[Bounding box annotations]
════

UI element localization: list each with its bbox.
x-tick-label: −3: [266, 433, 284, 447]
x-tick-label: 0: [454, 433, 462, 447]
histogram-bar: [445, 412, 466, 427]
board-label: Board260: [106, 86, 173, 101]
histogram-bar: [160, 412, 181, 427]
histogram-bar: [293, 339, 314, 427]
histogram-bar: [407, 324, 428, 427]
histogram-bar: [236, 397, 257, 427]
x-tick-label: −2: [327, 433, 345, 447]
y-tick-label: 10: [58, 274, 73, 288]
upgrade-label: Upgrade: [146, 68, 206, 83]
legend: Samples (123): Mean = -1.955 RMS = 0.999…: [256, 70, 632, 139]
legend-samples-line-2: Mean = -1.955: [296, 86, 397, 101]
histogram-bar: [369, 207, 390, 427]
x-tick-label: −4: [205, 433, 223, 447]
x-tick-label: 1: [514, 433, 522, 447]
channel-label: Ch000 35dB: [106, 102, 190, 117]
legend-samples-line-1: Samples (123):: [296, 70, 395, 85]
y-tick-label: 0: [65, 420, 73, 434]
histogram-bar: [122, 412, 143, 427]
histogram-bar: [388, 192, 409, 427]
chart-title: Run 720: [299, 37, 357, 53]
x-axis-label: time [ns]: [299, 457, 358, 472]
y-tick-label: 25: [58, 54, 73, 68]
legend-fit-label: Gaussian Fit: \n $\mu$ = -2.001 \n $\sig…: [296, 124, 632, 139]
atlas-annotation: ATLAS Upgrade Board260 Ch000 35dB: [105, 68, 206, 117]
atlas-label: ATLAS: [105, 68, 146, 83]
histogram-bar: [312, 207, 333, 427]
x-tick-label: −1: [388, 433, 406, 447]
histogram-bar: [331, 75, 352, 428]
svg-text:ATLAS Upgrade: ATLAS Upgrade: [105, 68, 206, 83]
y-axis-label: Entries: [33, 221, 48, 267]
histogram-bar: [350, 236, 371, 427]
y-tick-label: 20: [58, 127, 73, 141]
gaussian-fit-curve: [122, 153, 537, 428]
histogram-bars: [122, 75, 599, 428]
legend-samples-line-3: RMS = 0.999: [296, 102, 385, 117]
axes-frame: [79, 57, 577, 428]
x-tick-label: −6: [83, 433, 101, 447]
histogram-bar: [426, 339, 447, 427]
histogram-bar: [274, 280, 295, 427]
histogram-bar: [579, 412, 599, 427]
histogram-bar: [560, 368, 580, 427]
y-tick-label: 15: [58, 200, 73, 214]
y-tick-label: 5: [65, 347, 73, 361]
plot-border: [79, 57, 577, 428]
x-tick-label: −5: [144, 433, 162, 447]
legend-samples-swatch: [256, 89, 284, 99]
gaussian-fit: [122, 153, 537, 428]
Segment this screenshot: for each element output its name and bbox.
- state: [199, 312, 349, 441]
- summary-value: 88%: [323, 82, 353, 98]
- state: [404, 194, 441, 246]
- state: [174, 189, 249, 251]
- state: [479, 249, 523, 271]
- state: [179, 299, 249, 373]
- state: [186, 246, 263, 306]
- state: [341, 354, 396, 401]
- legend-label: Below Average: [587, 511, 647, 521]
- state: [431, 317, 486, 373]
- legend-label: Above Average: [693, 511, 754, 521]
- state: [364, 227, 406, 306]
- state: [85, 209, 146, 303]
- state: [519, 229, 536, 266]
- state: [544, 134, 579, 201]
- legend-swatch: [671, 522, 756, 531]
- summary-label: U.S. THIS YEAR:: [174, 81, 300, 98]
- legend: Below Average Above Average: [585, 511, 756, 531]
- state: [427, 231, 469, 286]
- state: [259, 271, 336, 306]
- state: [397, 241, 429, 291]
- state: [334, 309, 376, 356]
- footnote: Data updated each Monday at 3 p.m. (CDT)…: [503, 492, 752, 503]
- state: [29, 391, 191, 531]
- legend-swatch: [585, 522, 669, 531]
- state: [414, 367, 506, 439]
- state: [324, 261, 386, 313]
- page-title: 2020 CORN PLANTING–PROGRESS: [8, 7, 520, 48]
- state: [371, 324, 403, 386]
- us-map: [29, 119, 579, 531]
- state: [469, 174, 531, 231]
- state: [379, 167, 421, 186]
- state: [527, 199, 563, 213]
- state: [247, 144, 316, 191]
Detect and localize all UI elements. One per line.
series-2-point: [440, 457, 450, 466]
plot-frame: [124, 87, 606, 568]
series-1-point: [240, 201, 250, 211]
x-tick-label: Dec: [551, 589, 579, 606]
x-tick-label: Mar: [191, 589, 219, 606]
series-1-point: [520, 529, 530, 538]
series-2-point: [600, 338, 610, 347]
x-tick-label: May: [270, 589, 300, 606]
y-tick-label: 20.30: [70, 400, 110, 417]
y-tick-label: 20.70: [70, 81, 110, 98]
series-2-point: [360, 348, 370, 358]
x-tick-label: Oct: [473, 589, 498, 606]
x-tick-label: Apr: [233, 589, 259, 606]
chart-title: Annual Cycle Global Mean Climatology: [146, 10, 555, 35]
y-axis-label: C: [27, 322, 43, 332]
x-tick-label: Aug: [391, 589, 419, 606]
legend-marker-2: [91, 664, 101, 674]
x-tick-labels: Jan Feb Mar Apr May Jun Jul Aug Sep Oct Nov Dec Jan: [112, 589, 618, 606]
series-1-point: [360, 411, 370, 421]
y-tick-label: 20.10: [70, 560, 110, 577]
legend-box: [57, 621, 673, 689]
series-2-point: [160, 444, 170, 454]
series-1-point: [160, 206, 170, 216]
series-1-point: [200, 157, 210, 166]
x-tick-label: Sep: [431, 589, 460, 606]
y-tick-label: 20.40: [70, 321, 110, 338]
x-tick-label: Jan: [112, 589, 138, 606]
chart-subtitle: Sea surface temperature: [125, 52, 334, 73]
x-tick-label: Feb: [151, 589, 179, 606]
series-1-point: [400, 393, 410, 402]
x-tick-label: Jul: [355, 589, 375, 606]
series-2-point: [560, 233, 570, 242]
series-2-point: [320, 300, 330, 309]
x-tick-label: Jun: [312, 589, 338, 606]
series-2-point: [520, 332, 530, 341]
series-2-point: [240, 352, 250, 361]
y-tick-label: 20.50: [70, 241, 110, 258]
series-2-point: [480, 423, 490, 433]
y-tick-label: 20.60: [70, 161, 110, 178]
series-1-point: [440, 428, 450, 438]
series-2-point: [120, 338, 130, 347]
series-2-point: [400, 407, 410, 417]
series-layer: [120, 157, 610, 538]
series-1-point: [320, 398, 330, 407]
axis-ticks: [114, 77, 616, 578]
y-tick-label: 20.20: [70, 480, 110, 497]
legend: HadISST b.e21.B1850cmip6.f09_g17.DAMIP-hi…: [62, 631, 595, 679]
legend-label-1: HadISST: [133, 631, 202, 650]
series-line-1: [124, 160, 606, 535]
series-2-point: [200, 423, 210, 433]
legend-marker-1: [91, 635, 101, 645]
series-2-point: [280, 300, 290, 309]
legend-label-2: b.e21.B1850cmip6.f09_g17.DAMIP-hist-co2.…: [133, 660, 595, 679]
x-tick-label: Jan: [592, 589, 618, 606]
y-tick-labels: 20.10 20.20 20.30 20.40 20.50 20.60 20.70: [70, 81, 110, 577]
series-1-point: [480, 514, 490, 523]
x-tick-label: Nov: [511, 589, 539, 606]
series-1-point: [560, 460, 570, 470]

════

#### [Task objective]
Could you copy out every row above, character for character, without changing anything?

#### [Response to the exercise]
UI element localization: list each with its bbox.
x-tick-label: −3: [266, 433, 284, 447]
x-tick-label: 0: [454, 433, 462, 447]
histogram-bar: [445, 412, 466, 427]
board-label: Board260: [106, 86, 173, 101]
histogram-bar: [160, 412, 181, 427]
histogram-bar: [293, 339, 314, 427]
histogram-bar: [407, 324, 428, 427]
histogram-bar: [236, 397, 257, 427]
x-tick-label: −2: [327, 433, 345, 447]
y-tick-label: 10: [58, 274, 73, 288]
upgrade-label: Upgrade: [146, 68, 206, 83]
legend: Samples (123): Mean = -1.955 RMS = 0.999…: [256, 70, 632, 139]
legend-samples-line-2: Mean = -1.955: [296, 86, 397, 101]
histogram-bar: [369, 207, 390, 427]
x-tick-label: −4: [205, 433, 223, 447]
x-tick-label: 1: [514, 433, 522, 447]
channel-label: Ch000 35dB: [106, 102, 190, 117]
legend-samples-line-1: Samples (123):: [296, 70, 395, 85]
y-tick-label: 0: [65, 420, 73, 434]
histogram-bar: [122, 412, 143, 427]
histogram-bar: [388, 192, 409, 427]
chart-title: Run 720: [299, 37, 357, 53]
x-axis-label: time [ns]: [299, 457, 358, 472]
y-tick-label: 25: [58, 54, 73, 68]
legend-fit-label: Gaussian Fit: \n $\mu$ = -2.001 \n $\sig…: [296, 124, 632, 139]
atlas-annotation: ATLAS Upgrade Board260 Ch000 35dB: [105, 68, 206, 117]
atlas-label: ATLAS: [105, 68, 146, 83]
histogram-bar: [312, 207, 333, 427]
x-tick-label: −1: [388, 433, 406, 447]
histogram-bar: [331, 75, 352, 428]
svg-text:ATLAS Upgrade: ATLAS Upgrade: [105, 68, 206, 83]
y-axis-label: Entries: [33, 221, 48, 267]
histogram-bar: [350, 236, 371, 427]
y-tick-label: 20: [58, 127, 73, 141]
gaussian-fit-curve: [122, 153, 537, 428]
histogram-bars: [122, 75, 599, 428]
legend-samples-line-3: RMS = 0.999: [296, 102, 385, 117]
axes-frame: [79, 57, 577, 428]
x-tick-label: −6: [83, 433, 101, 447]
histogram-bar: [426, 339, 447, 427]
histogram-bar: [274, 280, 295, 427]
histogram-bar: [579, 412, 599, 427]
histogram-bar: [560, 368, 580, 427]
y-tick-label: 15: [58, 200, 73, 214]
y-tick-label: 5: [65, 347, 73, 361]
plot-border: [79, 57, 577, 428]
x-tick-label: −5: [144, 433, 162, 447]
legend-samples-swatch: [256, 89, 284, 99]
gaussian-fit: [122, 153, 537, 428]
Segment this screenshot: for each element output its name and bbox.
- state: [199, 312, 349, 441]
- summary-value: 88%: [323, 82, 353, 98]
- state: [404, 194, 441, 246]
- state: [174, 189, 249, 251]
- state: [479, 249, 523, 271]
- state: [179, 299, 249, 373]
- state: [186, 246, 263, 306]
- state: [341, 354, 396, 401]
- legend-label: Below Average: [587, 511, 647, 521]
- state: [431, 317, 486, 373]
- legend-label: Above Average: [693, 511, 754, 521]
- state: [364, 227, 406, 306]
- state: [85, 209, 146, 303]
- state: [519, 229, 536, 266]
- state: [544, 134, 579, 201]
- legend-swatch: [671, 522, 756, 531]
- summary-label: U.S. THIS YEAR:: [174, 81, 300, 98]
- legend: Below Average Above Average: [585, 511, 756, 531]
- state: [427, 231, 469, 286]
- state: [259, 271, 336, 306]
- state: [397, 241, 429, 291]
- state: [334, 309, 376, 356]
- footnote: Data updated each Monday at 3 p.m. (CDT)…: [503, 492, 752, 503]
- state: [29, 391, 191, 531]
- legend-swatch: [585, 522, 669, 531]
- state: [414, 367, 506, 439]
- state: [324, 261, 386, 313]
- page-title: 2020 CORN PLANTING–PROGRESS: [8, 7, 520, 48]
- state: [371, 324, 403, 386]
- us-map: [29, 119, 579, 531]
- state: [469, 174, 531, 231]
- state: [379, 167, 421, 186]
- state: [527, 199, 563, 213]
- state: [247, 144, 316, 191]
Detect and localize all UI elements. One per line.
series-2-point: [440, 457, 450, 466]
plot-frame: [124, 87, 606, 568]
series-1-point: [240, 201, 250, 211]
x-tick-label: Dec: [551, 589, 579, 606]
x-tick-label: Mar: [191, 589, 219, 606]
series-1-point: [520, 529, 530, 538]
series-2-point: [600, 338, 610, 347]
x-tick-label: May: [270, 589, 300, 606]
y-tick-label: 20.30: [70, 400, 110, 417]
y-tick-label: 20.70: [70, 81, 110, 98]
series-2-point: [360, 348, 370, 358]
x-tick-label: Oct: [473, 589, 498, 606]
x-tick-label: Apr: [233, 589, 259, 606]
chart-title: Annual Cycle Global Mean Climatology: [146, 10, 555, 35]
y-axis-label: C: [27, 322, 43, 332]
x-tick-label: Aug: [391, 589, 419, 606]
legend-marker-2: [91, 664, 101, 674]
x-tick-labels: Jan Feb Mar Apr May Jun Jul Aug Sep Oct Nov Dec Jan: [112, 589, 618, 606]
series-1-point: [360, 411, 370, 421]
y-tick-label: 20.10: [70, 560, 110, 577]
legend-box: [57, 621, 673, 689]
series-2-point: [160, 444, 170, 454]
series-1-point: [160, 206, 170, 216]
series-1-point: [200, 157, 210, 166]
x-tick-label: Sep: [431, 589, 460, 606]
y-tick-label: 20.40: [70, 321, 110, 338]
x-tick-label: Jan: [112, 589, 138, 606]
chart-subtitle: Sea surface temperature: [125, 52, 334, 73]
x-tick-label: Feb: [151, 589, 179, 606]
series-1-point: [400, 393, 410, 402]
x-tick-label: Jul: [355, 589, 375, 606]
series-2-point: [560, 233, 570, 242]
series-2-point: [320, 300, 330, 309]
x-tick-label: Jun: [312, 589, 338, 606]
series-2-point: [520, 332, 530, 341]
series-2-point: [240, 352, 250, 361]
y-tick-label: 20.50: [70, 241, 110, 258]
series-2-point: [480, 423, 490, 433]
y-tick-label: 20.60: [70, 161, 110, 178]
series-1-point: [440, 428, 450, 438]
series-2-point: [120, 338, 130, 347]
series-2-point: [400, 407, 410, 417]
series-layer: [120, 157, 610, 538]
series-1-point: [320, 398, 330, 407]
axis-ticks: [114, 77, 616, 578]
y-tick-label: 20.20: [70, 480, 110, 497]
legend: HadISST b.e21.B1850cmip6.f09_g17.DAMIP-hi…: [62, 631, 595, 679]
legend-label-1: HadISST: [133, 631, 202, 650]
series-line-1: [124, 160, 606, 535]
series-2-point: [200, 423, 210, 433]
legend-marker-1: [91, 635, 101, 645]
series-2-point: [280, 300, 290, 309]
legend-label-2: b.e21.B1850cmip6.f09_g17.DAMIP-hist-co2.…: [133, 660, 595, 679]
x-tick-label: Jan: [592, 589, 618, 606]
y-tick-labels: 20.10 20.20 20.30 20.40 20.50 20.60 20.70: [70, 81, 110, 577]
series-1-point: [480, 514, 490, 523]
x-tick-label: Nov: [511, 589, 539, 606]
series-1-point: [560, 460, 570, 470]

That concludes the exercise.